**To be done**:
Extract, exactly as written, the line that contains "Give me a plain-text" and all lines after it through the end of the records. Omit pictures.
* START Material supplied *
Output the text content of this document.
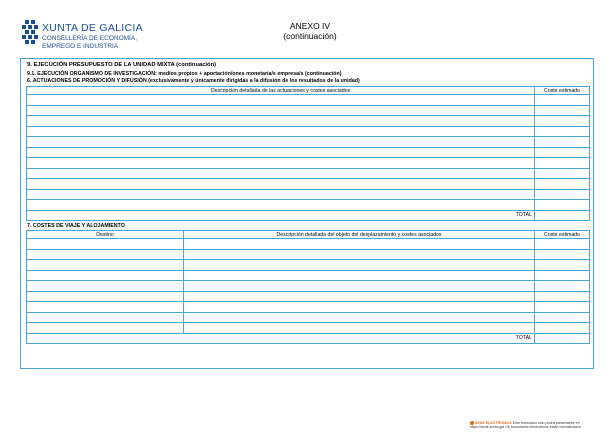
XUNTA DE GALICIA
CONSELLERÍA DE ECONOMÍA,
EMPREGO E INDUSTRIA
ANEXO IV
(continuación)
9. EJECUCIÓN PRESUPUESTO DE LA UNIDAD MIXTA (continuación)
9.1. EJECUCIÓN ORGANISMO DE INVESTIGACIÓN: medios propios + aportación/ones monetaria/s empresa/s (continuación)
6. ACTUACIONES DE PROMOCIÓN Y DIFUSIÓN (exclusivamente y únicamente dirigidas a la difusión de los resultados de la unidad)
Descripción detallada de las actuaciones y costes asociados	Coste estimado

TOTAL	
7. COSTES DE VIAJE Y ALOJAMIENTO
Destino	Descripción detallada del objeto del desplazamiento y costes asociados	Coste estimado

TOTAL		
SEDE ELECTRÓNICA Este formulario sólo podrá presentarse en
https://sede.xunta.gal Os formularios electrónicos están normalizados
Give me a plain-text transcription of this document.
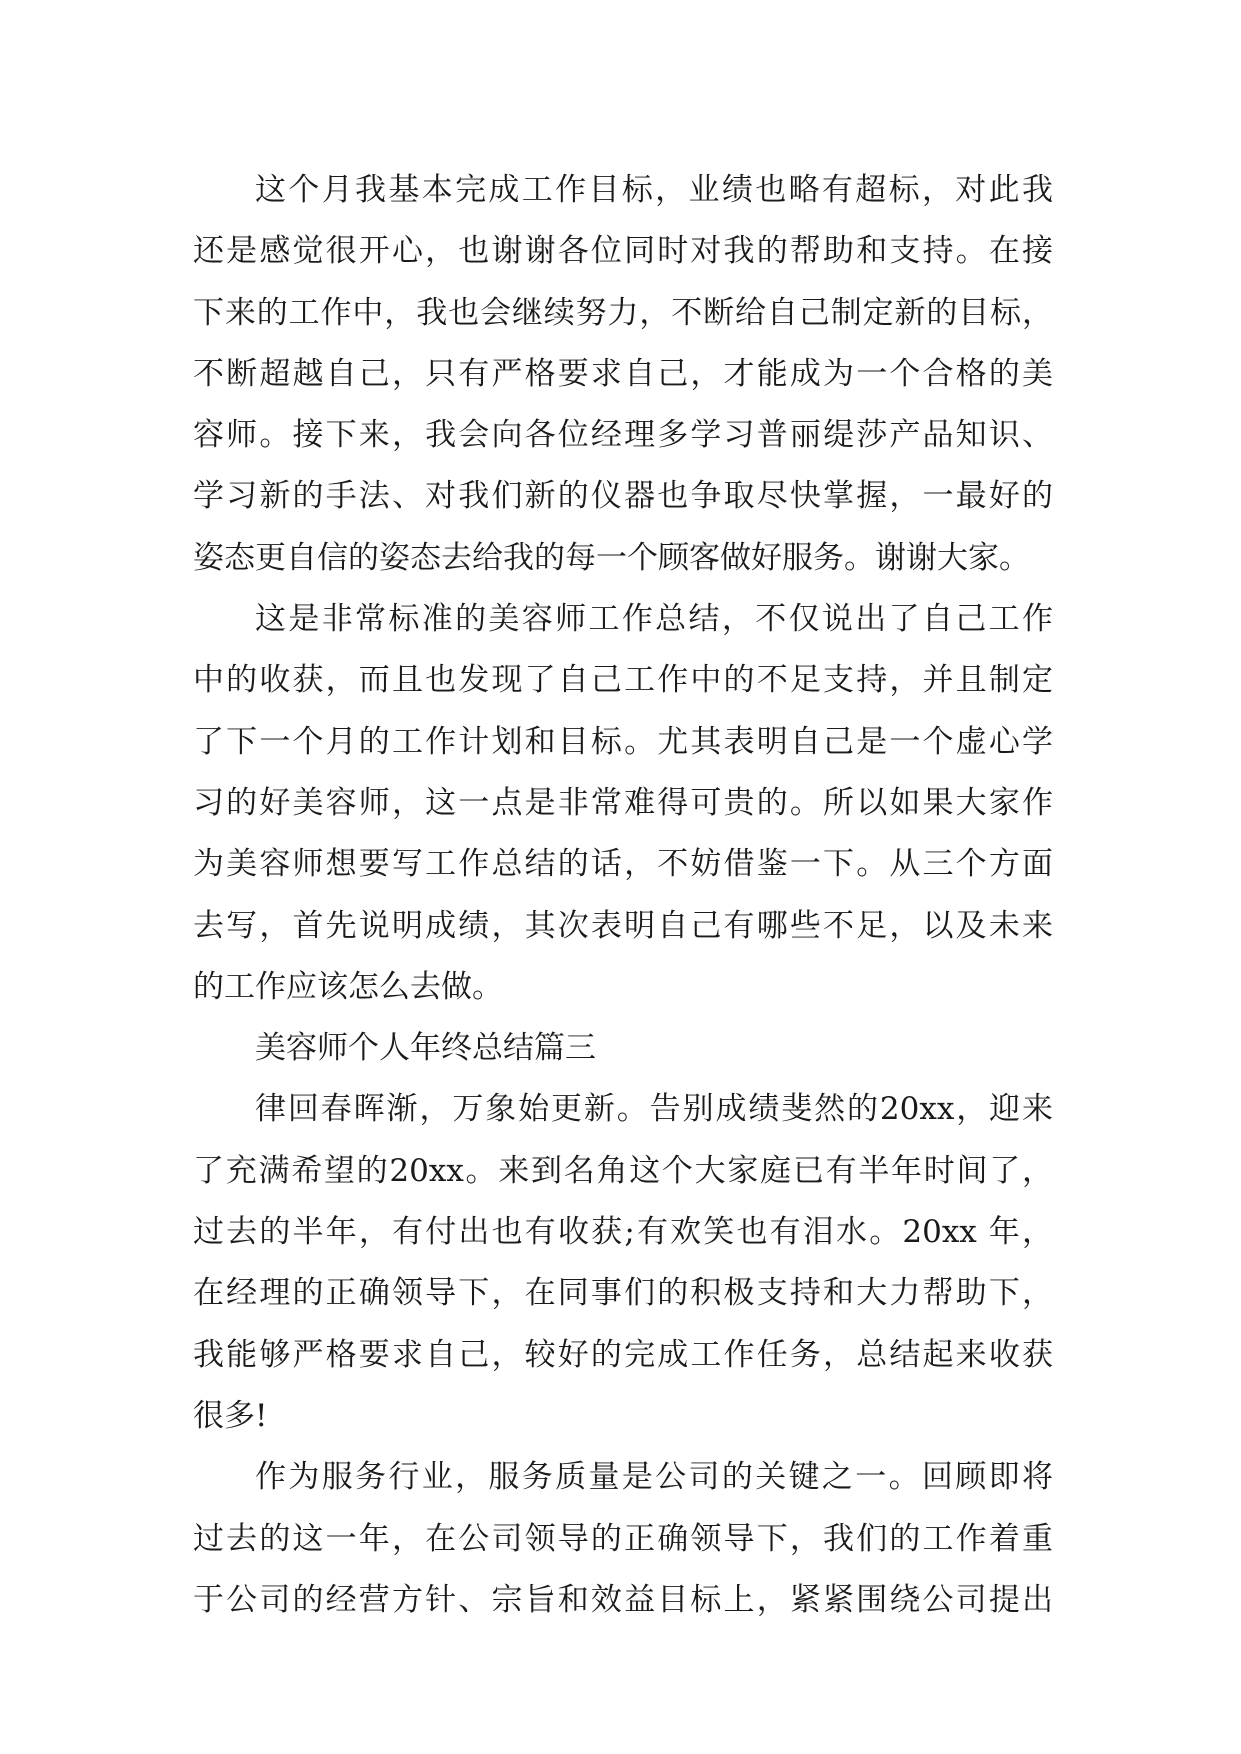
这个月我基本完成工作目标，业绩也略有超标，对此我
还是感觉很开心，也谢谢各位同时对我的帮助和支持。在接
下来的工作中，我也会继续努力，不断给自己制定新的目标，
不断超越自己，只有严格要求自己，才能成为一个合格的美
容师。接下来，我会向各位经理多学习普丽缇莎产品知识、
学习新的手法、对我们新的仪器也争取尽快掌握，一最好的
姿态更自信的姿态去给我的每一个顾客做好服务。谢谢大家。
这是非常标准的美容师工作总结，不仅说出了自己工作
中的收获，而且也发现了自己工作中的不足支持，并且制定
了下一个月的工作计划和目标。尤其表明自己是一个虚心学
习的好美容师，这一点是非常难得可贵的。所以如果大家作
为美容师想要写工作总结的话，不妨借鉴一下。从三个方面
去写，首先说明成绩，其次表明自己有哪些不足，以及未来
的工作应该怎么去做。
美容师个人年终总结篇三
律回春晖渐，万象始更新。告别成绩斐然的20xx，迎来
了充满希望的20xx。来到名角这个大家庭已有半年时间了，
过去的半年，有付出也有收获;有欢笑也有泪水。20xx 年，
在经理的正确领导下，在同事们的积极支持和大力帮助下，
我能够严格要求自己，较好的完成工作任务，总结起来收获
很多!
作为服务行业，服务质量是公司的关键之一。回顾即将
过去的这一年，在公司领导的正确领导下，我们的工作着重
于公司的经营方针、宗旨和效益目标上，紧紧围绕公司提出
* END Material supplied *
**The reply**:
Give me a plain-text transcription of this document.
这个月我基本完成工作目标，业绩也略有超标，对此我
还是感觉很开心，也谢谢各位同时对我的帮助和支持。在接
下来的工作中，我也会继续努力，不断给自己制定新的目标，
不断超越自己，只有严格要求自己，才能成为一个合格的美
容师。接下来，我会向各位经理多学习普丽缇莎产品知识、
学习新的手法、对我们新的仪器也争取尽快掌握，一最好的
姿态更自信的姿态去给我的每一个顾客做好服务。谢谢大家。
这是非常标准的美容师工作总结，不仅说出了自己工作
中的收获，而且也发现了自己工作中的不足支持，并且制定
了下一个月的工作计划和目标。尤其表明自己是一个虚心学
习的好美容师，这一点是非常难得可贵的。所以如果大家作
为美容师想要写工作总结的话，不妨借鉴一下。从三个方面
去写，首先说明成绩，其次表明自己有哪些不足，以及未来
的工作应该怎么去做。
美容师个人年终总结篇三
律回春晖渐，万象始更新。告别成绩斐然的20xx，迎来
了充满希望的20xx。来到名角这个大家庭已有半年时间了，
过去的半年，有付出也有收获;有欢笑也有泪水。20xx 年，
在经理的正确领导下，在同事们的积极支持和大力帮助下，
我能够严格要求自己，较好的完成工作任务，总结起来收获
很多!
作为服务行业，服务质量是公司的关键之一。回顾即将
过去的这一年，在公司领导的正确领导下，我们的工作着重
于公司的经营方针、宗旨和效益目标上，紧紧围绕公司提出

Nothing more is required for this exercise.